> _Text to read_:
__________

Having knowledge: How handbooks are shaping the way we think and work
- review of
Alan Bryman, David Collinson, Keith Grint, Brad Jackson, and Mary Uhl-Bien (eds.) (2011) The SAGE handbook of leadership. London: SAGE Publications. (HB, pp. 592, £95.00, ISBN 9781848601468)
When I started this book review of The SAGE Handbook of Leadership, I asked myself a question we often ask of texts in our field: what is useful about this book for scholars? This seems a benign question. So benign, particularly given that this is a highly useful handbook, that for quite some time I didn’t think I had much to say in this review. In short, this is a very ‘handy’ book that lives up to one of its purposes to be ‘a key point of reference for researchers’ (xi), and should be, as one of the endorsement blurbs says, ‘on every leadership scholar’s bookshelf’. So, I thought about all the ways I have used this handbook to help me in my work: as a reservoir of references, as an entry point to a given leadership topic, as a source of delight when reading the writers I admire. The more I thought about how I use this text, the more I started to wonder if there wasn’t something deeply problematic about how I was relating to it, which has led me to ask: what do these handbooks tell us about how we’re using and producing knowledge, particularly in leadership studies but perhaps also more broadly in management and organization studies? This short review essay will address this question, but first I’ll briefly outline the handbook’s contents and strengths.

__________

> _Dataset entries_:
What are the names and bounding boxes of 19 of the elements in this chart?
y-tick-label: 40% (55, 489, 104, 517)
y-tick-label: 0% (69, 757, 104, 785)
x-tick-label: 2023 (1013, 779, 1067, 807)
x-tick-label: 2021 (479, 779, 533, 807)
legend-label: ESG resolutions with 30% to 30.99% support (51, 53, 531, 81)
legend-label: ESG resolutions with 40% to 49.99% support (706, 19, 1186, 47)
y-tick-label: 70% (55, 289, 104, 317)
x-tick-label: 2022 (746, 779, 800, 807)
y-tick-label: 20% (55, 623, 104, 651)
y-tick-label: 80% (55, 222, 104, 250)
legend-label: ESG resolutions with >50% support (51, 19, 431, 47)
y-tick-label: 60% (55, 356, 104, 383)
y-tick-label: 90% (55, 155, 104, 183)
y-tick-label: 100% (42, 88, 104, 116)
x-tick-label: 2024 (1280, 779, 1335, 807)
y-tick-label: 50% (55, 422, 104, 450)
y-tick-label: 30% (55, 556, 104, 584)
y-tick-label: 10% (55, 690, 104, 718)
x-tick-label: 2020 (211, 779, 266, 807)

__________

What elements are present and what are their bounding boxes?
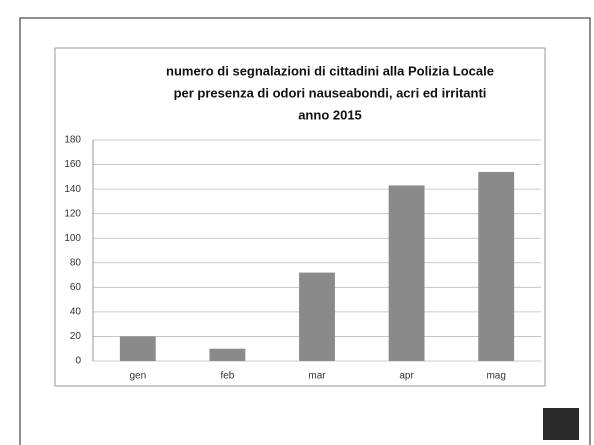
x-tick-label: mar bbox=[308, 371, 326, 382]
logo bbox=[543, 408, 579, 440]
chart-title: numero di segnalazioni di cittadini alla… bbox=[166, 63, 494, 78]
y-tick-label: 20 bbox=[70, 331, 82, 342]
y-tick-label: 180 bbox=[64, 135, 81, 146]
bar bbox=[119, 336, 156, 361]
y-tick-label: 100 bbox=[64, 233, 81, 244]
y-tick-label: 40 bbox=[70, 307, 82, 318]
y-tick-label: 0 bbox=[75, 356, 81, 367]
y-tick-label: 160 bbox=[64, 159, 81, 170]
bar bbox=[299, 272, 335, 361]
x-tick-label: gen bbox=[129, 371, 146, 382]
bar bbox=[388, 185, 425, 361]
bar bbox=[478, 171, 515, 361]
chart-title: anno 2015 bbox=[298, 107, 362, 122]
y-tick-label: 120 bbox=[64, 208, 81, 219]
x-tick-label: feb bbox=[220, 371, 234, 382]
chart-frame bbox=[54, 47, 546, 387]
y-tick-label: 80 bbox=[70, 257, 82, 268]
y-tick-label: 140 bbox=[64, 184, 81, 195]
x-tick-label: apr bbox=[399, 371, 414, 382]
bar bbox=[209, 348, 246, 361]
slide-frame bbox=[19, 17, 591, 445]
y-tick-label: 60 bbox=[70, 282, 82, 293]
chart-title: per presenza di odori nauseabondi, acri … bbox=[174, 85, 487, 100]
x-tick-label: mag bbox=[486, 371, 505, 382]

__________

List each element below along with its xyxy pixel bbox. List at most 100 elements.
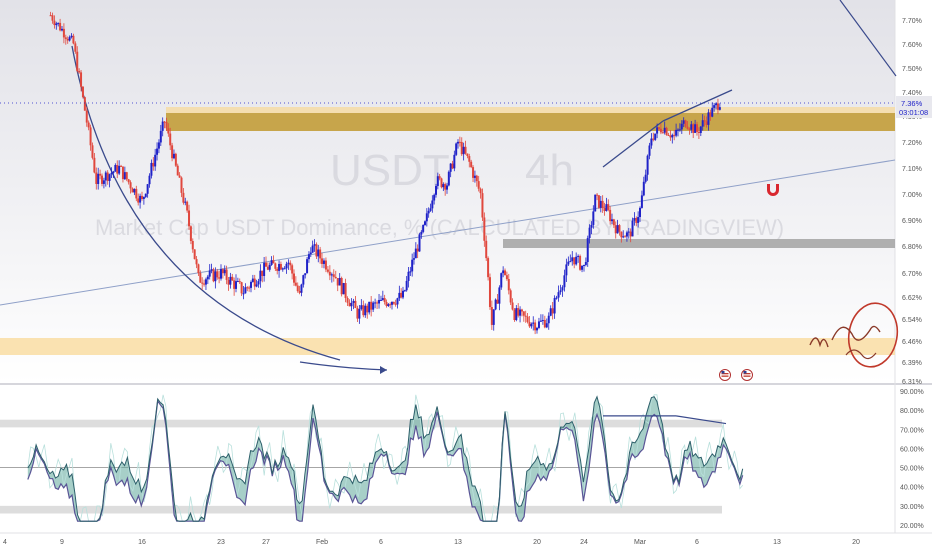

__________

> _Aim of the task_: Sum up the book review at the top of the page in two sentences.

> _Result of this task_: The reviewer finds The SAGE Handbook of Leadership highly useful for scholars, having used it as a reservoir of references, an entry point to leadership topics, and a source of delight in reading admired writers. Thinking about that use leads the reviewer to ask what such handbooks tell us about how knowledge is used and produced in leadership studies and perhaps in management and organization studies, a question the essay will take up after outlining the handbook's contents and strengths.